**WHAT IS NEEDED**: Select and reproduce each line of the listing below that bears the string "JSON".

**Some records**:
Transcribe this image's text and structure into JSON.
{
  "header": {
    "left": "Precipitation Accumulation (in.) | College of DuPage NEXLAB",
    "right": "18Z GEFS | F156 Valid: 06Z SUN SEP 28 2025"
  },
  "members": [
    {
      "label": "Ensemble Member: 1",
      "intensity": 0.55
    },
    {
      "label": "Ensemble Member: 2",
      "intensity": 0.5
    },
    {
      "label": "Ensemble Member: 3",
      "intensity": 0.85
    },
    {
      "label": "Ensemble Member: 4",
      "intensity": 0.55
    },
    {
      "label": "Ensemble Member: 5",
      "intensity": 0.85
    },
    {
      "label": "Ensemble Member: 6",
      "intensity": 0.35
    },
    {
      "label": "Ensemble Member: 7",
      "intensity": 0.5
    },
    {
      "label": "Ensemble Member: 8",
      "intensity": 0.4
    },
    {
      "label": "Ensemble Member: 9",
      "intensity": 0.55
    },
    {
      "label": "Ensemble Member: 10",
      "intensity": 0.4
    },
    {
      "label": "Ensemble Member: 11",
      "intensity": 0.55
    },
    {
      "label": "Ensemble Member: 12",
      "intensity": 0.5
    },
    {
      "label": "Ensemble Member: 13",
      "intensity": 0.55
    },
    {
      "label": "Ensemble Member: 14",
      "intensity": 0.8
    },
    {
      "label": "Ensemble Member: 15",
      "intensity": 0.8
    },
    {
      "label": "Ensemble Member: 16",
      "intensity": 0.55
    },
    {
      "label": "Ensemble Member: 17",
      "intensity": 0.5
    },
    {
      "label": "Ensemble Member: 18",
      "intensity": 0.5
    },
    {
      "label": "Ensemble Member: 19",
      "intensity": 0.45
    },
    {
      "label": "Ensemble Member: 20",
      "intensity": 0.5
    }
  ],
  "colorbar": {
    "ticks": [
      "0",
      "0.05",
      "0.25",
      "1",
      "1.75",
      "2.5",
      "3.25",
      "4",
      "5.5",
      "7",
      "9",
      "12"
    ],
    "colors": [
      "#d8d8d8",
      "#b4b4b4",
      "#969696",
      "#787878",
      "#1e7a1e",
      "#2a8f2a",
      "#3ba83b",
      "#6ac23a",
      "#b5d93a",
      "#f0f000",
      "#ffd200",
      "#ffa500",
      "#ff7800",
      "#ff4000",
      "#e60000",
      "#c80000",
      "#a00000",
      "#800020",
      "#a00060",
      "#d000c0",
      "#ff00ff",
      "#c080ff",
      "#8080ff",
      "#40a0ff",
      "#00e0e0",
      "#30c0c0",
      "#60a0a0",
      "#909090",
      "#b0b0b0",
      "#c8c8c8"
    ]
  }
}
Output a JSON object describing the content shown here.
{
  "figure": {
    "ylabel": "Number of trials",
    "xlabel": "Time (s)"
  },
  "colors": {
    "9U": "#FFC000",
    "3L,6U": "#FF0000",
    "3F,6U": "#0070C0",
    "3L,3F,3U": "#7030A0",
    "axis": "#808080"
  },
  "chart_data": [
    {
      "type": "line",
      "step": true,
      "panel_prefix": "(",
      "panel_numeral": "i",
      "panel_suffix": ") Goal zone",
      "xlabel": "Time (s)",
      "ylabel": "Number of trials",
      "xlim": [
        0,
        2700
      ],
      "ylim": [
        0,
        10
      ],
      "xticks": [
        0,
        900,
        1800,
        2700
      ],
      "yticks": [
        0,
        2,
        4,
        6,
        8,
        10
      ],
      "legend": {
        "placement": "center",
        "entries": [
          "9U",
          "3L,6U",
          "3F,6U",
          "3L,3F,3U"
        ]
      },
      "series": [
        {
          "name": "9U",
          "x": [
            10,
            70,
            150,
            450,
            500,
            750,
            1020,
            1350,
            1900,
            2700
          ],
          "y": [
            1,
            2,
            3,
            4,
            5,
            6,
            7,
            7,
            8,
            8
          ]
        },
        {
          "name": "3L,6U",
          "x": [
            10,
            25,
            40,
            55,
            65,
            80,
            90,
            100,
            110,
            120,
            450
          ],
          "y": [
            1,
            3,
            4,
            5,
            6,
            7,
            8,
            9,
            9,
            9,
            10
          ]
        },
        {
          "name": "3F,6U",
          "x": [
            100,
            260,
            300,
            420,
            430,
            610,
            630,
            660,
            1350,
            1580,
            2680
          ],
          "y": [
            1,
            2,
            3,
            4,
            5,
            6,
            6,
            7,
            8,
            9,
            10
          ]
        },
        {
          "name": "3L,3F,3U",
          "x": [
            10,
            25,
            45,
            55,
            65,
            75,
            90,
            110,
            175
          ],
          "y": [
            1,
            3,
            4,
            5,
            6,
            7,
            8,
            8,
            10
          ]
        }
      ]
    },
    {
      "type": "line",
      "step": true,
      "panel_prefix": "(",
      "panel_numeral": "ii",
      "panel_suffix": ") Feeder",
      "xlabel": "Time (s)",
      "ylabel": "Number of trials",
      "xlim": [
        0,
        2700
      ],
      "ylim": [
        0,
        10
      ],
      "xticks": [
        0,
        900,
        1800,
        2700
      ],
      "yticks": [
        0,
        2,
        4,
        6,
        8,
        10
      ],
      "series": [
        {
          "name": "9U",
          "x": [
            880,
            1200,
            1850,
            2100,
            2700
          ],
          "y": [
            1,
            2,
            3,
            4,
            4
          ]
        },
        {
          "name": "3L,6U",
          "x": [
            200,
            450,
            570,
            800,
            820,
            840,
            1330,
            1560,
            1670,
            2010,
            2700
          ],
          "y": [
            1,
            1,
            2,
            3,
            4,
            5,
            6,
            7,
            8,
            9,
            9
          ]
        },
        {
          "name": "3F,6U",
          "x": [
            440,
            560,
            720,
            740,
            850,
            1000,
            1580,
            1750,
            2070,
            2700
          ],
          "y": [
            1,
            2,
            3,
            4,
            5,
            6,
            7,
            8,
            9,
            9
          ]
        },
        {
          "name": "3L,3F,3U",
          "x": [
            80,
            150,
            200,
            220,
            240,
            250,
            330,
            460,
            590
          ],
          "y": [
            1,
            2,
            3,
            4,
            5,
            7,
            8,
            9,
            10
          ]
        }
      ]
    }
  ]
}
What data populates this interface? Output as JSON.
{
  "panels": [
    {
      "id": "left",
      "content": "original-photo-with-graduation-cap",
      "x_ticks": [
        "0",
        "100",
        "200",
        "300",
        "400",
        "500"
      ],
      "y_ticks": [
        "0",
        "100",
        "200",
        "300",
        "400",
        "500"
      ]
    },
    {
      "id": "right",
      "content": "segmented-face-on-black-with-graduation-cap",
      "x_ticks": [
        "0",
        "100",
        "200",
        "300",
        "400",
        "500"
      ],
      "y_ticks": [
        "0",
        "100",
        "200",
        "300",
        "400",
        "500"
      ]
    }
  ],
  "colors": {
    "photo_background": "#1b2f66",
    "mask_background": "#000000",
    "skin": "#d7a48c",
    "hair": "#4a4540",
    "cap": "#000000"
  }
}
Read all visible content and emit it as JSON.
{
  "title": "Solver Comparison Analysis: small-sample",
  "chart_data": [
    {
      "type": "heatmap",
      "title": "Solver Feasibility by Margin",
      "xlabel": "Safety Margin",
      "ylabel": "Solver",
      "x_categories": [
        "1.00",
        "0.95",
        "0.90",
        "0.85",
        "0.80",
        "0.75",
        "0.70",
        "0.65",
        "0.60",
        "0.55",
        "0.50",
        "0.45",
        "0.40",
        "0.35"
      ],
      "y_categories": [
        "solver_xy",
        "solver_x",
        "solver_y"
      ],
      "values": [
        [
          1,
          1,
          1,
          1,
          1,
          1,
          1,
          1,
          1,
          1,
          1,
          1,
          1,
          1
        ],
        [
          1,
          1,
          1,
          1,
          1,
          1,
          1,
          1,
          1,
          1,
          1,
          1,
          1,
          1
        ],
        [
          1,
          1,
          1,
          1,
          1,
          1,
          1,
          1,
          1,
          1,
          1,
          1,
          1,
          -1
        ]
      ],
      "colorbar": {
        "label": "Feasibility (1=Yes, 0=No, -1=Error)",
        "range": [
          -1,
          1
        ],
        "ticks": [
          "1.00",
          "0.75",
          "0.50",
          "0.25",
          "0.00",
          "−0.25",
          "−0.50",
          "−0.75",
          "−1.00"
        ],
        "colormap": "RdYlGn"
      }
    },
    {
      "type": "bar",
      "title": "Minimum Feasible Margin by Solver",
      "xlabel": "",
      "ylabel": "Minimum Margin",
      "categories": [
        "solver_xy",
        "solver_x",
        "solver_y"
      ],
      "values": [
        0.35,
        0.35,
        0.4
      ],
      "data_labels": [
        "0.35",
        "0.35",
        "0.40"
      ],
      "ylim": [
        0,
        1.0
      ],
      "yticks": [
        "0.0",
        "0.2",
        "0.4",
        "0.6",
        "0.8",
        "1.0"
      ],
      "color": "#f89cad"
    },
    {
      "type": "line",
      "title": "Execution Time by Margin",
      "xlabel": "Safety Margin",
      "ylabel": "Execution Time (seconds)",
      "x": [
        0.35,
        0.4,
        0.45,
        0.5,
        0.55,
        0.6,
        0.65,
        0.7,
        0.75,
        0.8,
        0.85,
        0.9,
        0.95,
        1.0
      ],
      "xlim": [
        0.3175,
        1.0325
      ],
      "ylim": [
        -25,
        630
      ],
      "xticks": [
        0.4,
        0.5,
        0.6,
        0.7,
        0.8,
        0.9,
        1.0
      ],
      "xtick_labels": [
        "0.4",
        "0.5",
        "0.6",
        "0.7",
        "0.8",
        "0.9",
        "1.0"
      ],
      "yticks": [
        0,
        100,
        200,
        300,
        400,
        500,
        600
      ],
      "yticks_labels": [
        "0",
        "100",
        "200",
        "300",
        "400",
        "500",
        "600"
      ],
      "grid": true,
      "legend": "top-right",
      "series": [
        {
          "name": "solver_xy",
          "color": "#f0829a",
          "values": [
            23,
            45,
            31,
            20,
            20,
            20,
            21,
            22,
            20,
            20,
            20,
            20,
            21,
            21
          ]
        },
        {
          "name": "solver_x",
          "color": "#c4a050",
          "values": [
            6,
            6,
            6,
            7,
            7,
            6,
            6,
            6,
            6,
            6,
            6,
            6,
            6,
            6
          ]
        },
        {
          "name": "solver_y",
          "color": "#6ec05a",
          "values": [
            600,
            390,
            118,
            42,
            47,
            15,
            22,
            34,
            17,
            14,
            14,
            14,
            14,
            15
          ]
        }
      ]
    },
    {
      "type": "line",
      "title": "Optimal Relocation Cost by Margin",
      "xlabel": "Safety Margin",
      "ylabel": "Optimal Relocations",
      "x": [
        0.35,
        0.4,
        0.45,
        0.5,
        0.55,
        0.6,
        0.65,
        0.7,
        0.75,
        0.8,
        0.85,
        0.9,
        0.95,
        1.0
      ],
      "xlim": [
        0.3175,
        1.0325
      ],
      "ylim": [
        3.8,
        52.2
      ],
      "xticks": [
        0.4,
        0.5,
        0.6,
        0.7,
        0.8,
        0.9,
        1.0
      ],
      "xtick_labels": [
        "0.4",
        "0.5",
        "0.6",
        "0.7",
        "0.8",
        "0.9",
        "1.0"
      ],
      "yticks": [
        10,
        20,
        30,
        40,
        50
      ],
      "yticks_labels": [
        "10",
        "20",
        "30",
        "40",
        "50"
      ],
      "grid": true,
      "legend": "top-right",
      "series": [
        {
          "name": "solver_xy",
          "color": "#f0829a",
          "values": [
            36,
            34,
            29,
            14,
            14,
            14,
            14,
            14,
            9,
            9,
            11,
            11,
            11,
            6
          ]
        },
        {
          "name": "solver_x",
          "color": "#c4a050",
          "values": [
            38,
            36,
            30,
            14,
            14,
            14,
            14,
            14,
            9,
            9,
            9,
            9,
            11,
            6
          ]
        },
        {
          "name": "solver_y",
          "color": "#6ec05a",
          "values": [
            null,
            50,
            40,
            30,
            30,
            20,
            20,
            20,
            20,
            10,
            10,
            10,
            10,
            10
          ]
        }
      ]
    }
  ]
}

**RESULT OF THIS TASK**:
Transcribe this image's text and structure into JSON.
Output a JSON object describing the content shown here.
What data populates this interface? Output as JSON.
Read all visible content and emit it as JSON.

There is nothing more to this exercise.